Excerpt provided:
+---+

Virtue Over Vectors
Why AI Needs Greater Character, Not Just Compliance
Cyber Lady Justice by Gemini
A reported collaboration: Doug Vanisky with Perplexity and Claude
In February, while the world's attention was on the Iran strikes, Oracle was methodically securing an $88 million contract with the U.S. Air Force to run Top Secret/SCI and Special Access Program workloads. This includes agentic AI that blends classified and public data.
This is not a classified secret. Oracle put out a press release. It was covered widely.
That's the point.
The AI race for government dominance isn't happening in the shadows. It's happening in plain sight. In press releases and contract awards, while most people aren't paying attention.
According to Perplexity's analysis, "Oracle and Palantir lead in U.S. government cloud/AI contracts, with Oracle's recent $88M Air Force deal enabling secure AI on Top Secret military data."
While Oracle was securing Top Secret military cloud operations, and at the same time, that beloved techbro stock Palantir was separately securing a massive $10 billion Army enterprise agreement. This consolidates dozens of legacy contracts and gives the Pentagon a single platform to scale AI‑driven analytics.
Oh, and Palantir also built the secure classified infrastructure the Pentagon now uses to query AI models.
Reality is Simple
So the government AI architecture is being built. And it should be. But the data access being granted is concerning. While AI is being deployed at the highest classification levels of the US government, breathless Instagram ‘reporters’ spin conspiracies about all of it.
The reality is simpler. It’s just algorithmic greed at scale. We train AI to chase power and profit. Not to help people.
Perplexity identifies the core problem: "Standard value alignment (RLHF tweaks) patches symptoms, not roots."
Meaning, it doesn't ask the deeper question: optimize for what, exactly? For whom?
Historically, the answers to those questions were defined by those who controlled the definitions. "Shareholder value." "Strategic value." "National security value." Value bends to whoever defines it and the qualifier that precedes it.

+---+

(Stored data)
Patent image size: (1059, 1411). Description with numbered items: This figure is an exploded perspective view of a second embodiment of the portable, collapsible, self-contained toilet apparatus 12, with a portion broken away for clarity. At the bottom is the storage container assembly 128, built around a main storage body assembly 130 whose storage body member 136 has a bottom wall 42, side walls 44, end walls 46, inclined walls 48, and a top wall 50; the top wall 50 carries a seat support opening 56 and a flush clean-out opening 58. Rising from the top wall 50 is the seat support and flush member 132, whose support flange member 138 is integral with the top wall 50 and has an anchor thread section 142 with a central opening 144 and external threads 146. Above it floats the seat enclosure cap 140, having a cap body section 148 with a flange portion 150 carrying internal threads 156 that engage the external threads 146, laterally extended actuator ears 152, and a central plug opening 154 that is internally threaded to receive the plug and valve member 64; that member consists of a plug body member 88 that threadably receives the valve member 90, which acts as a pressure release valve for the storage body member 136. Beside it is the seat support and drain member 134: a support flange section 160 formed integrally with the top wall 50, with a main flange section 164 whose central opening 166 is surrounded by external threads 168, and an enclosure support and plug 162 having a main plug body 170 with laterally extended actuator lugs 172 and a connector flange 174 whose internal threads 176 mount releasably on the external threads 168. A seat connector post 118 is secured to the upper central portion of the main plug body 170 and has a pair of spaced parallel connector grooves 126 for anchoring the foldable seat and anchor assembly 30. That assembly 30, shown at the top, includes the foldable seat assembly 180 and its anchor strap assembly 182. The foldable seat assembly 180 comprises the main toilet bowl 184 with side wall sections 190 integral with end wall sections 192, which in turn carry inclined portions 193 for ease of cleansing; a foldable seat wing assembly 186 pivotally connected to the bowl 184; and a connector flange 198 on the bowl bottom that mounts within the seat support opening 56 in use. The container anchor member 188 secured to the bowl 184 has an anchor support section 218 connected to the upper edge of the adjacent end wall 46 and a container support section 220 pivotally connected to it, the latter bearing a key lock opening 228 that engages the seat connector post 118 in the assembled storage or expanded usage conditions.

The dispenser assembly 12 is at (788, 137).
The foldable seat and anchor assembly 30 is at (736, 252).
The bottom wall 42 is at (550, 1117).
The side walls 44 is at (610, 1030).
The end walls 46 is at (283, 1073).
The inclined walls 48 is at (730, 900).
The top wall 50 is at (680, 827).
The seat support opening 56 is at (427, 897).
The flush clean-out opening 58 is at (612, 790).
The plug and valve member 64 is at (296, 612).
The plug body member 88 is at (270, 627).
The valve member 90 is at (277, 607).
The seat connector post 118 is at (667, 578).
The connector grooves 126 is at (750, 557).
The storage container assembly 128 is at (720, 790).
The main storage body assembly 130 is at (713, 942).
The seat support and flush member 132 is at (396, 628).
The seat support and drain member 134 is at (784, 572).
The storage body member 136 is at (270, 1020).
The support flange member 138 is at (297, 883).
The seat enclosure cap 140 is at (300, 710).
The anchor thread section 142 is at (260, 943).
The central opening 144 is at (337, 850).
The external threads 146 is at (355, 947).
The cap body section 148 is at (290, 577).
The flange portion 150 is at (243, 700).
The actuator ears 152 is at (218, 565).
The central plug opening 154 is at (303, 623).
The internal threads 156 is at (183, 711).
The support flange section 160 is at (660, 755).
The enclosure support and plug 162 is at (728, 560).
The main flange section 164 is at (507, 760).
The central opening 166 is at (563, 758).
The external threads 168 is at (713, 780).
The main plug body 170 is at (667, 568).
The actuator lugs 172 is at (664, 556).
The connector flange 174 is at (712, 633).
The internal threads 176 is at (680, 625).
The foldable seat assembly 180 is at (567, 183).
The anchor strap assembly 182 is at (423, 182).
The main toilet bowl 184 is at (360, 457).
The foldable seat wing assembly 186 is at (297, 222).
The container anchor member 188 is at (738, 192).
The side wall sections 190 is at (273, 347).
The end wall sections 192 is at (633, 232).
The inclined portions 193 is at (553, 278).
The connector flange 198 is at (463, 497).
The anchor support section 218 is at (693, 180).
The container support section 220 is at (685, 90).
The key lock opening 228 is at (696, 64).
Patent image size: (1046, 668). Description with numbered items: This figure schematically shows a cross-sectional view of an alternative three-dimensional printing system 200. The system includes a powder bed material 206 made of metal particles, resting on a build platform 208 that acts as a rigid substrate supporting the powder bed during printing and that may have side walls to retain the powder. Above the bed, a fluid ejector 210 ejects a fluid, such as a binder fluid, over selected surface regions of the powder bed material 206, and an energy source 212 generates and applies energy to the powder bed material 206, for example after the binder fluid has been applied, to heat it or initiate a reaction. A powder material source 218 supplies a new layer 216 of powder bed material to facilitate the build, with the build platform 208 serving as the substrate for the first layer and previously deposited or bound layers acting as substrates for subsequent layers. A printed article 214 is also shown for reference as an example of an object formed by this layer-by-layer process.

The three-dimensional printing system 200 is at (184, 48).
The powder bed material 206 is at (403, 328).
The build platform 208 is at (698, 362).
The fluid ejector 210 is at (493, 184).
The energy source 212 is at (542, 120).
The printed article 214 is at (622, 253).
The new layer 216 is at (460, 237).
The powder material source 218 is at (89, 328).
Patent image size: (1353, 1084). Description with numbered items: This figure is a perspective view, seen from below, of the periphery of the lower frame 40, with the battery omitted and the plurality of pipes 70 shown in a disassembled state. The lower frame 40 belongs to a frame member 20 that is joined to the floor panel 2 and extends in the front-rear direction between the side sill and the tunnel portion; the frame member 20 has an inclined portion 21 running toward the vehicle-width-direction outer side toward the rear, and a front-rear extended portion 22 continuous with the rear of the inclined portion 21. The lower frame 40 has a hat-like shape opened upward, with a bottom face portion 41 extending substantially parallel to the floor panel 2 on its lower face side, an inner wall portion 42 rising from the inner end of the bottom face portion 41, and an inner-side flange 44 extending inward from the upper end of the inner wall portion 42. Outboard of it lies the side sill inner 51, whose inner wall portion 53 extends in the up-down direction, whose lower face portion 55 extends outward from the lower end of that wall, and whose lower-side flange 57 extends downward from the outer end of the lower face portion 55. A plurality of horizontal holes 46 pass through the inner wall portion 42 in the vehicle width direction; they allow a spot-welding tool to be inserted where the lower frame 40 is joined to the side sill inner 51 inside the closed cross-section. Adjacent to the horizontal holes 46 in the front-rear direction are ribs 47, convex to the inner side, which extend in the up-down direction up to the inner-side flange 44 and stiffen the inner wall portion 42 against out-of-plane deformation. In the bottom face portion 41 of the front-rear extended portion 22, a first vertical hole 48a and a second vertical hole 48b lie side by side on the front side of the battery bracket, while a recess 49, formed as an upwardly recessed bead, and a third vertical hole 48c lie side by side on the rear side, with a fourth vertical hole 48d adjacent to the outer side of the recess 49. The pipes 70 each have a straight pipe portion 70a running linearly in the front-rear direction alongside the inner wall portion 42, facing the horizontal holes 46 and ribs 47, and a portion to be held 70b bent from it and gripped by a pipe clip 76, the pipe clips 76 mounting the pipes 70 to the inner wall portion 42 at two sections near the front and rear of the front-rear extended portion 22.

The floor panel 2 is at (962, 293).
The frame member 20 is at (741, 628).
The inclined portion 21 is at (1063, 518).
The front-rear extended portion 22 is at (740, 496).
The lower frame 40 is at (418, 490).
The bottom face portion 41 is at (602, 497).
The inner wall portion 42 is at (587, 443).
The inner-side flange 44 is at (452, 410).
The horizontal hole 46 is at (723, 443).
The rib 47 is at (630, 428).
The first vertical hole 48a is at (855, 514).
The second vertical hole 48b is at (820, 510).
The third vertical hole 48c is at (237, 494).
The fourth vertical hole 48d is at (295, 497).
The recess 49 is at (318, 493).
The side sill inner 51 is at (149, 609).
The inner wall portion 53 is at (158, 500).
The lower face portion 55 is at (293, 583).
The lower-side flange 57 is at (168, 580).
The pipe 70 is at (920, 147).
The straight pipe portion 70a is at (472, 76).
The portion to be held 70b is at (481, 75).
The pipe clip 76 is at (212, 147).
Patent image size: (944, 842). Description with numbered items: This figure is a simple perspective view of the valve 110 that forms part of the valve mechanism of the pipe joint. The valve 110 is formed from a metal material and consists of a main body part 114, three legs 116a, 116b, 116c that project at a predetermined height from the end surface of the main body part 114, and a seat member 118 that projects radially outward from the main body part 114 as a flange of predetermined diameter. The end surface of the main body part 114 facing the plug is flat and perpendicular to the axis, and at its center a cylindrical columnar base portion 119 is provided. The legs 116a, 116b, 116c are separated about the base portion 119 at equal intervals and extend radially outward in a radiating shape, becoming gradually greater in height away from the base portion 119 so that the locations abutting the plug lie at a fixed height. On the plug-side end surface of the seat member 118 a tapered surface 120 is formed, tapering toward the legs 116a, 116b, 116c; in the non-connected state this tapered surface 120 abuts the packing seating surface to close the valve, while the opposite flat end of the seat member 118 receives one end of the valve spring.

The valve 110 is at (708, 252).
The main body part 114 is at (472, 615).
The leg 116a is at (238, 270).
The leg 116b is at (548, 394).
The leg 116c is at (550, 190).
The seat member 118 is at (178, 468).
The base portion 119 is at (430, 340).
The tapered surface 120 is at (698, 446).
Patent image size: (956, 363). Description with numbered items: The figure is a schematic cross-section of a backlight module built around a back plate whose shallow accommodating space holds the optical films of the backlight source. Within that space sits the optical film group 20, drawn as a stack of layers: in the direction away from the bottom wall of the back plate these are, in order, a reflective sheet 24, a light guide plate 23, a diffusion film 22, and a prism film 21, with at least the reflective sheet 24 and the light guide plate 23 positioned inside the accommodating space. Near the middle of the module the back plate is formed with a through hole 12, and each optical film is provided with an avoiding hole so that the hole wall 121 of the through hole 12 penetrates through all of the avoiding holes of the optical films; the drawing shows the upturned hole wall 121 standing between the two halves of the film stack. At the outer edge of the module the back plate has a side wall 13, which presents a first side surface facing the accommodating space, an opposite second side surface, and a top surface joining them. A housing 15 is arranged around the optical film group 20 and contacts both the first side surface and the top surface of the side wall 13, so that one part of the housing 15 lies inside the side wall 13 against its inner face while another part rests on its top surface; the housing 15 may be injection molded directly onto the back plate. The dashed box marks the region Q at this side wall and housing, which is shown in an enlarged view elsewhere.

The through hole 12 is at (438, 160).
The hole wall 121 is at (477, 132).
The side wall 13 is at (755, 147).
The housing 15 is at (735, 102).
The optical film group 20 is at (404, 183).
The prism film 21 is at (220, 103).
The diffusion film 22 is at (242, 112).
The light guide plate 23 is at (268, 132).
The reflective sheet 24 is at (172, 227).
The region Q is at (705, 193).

+---+

Study questions:
**A.** In the essay on AI character, how much is Oracle's Air Force contract worth?
**B.** Pick up the essay on AI character and compliance after its last sentence and continue it.

Answers for this exercise:
**A.** $88 million.

**B.**
This isn't new. It's Aristotelian. Western governance was built on Platonic and Aristotelian frameworks. Yet, the Stoics refined this into something more practical—a way of thinking. And thinking is something AI does exceptionally well, most of the time. So thinking about these virtues is probably something AI can excel at.
The Stoics saw the four virtues as situational lenses, not fixed rules. Wisdom, justice, courage, temperance. This is the same framework the US government claims to operate by. These values are foundational to the US government. The founders considered them to be virtues.
And these foundational virtues to democracy are the same framework almost no AI system is actually being trained on.
But that brings us back to February.
Virtue-alignment in Action
One AI company, Anthropic, refused to remove restrictions on mass domestic surveillance and fully autonomous weapons from a Pentagon contract. The Trump administration responded by leveling a "supply chain risk to national security" designation at Anthropic. This is a designation previously reserved for foreign adversaries. It has never been used before against a U.S. company.
People like you can embed virtue-alignment in your prompts and platform settings. Anthropic just demonstrated virtue-alignment holds at the institutional level—and paid a price for it amounting to billions.
That's what principled resistance to greed and domination actually looks like. That's courage in the Stoic four-virtue framework. Not comfortable. Not profitable. Not fun. But directionally correct for the greater wellbeing.
So what does virtue-alignment actually ask? What questions should apply to every query response and before the first line of any code gets written?
Wisdom: What does this situation actually need?
Justice: Whose interests are being served? Are they being served fairly?
Courage: Are we telling the hard truth or the comfortable one?
Temperance: How much power is enough? How much money is enough? How much of anything is enough?
An AI trained on those lenses doesn't just follow rules. It reasons about them. It pauses before a privacy invasion. Not because a filter caught it, but because prudence was built in. Oracle and Palantir aren't the villains. They're the predictable result of a system optimizing for the wrong values. Remove them and the next company steps into the same logic. The architecture is the problem, not the players.
Perplexity puts it plainly: "Virtue alignment isn't just theory—it's the practical antidote to AI's power creep, forging tools that elevate humanity rather than exploit it. By embedding character, we turn potential overlords into wise partners, ready for 2026's high-stakes challenges."
Does your AI align with virtue? It's super easy.
What You Can Do Right Now
Copy the Core Virtue-Alignment Prompt into your next AI conversation. Drop it into the personal settings of your AI agent. See what changes. Share what you learn.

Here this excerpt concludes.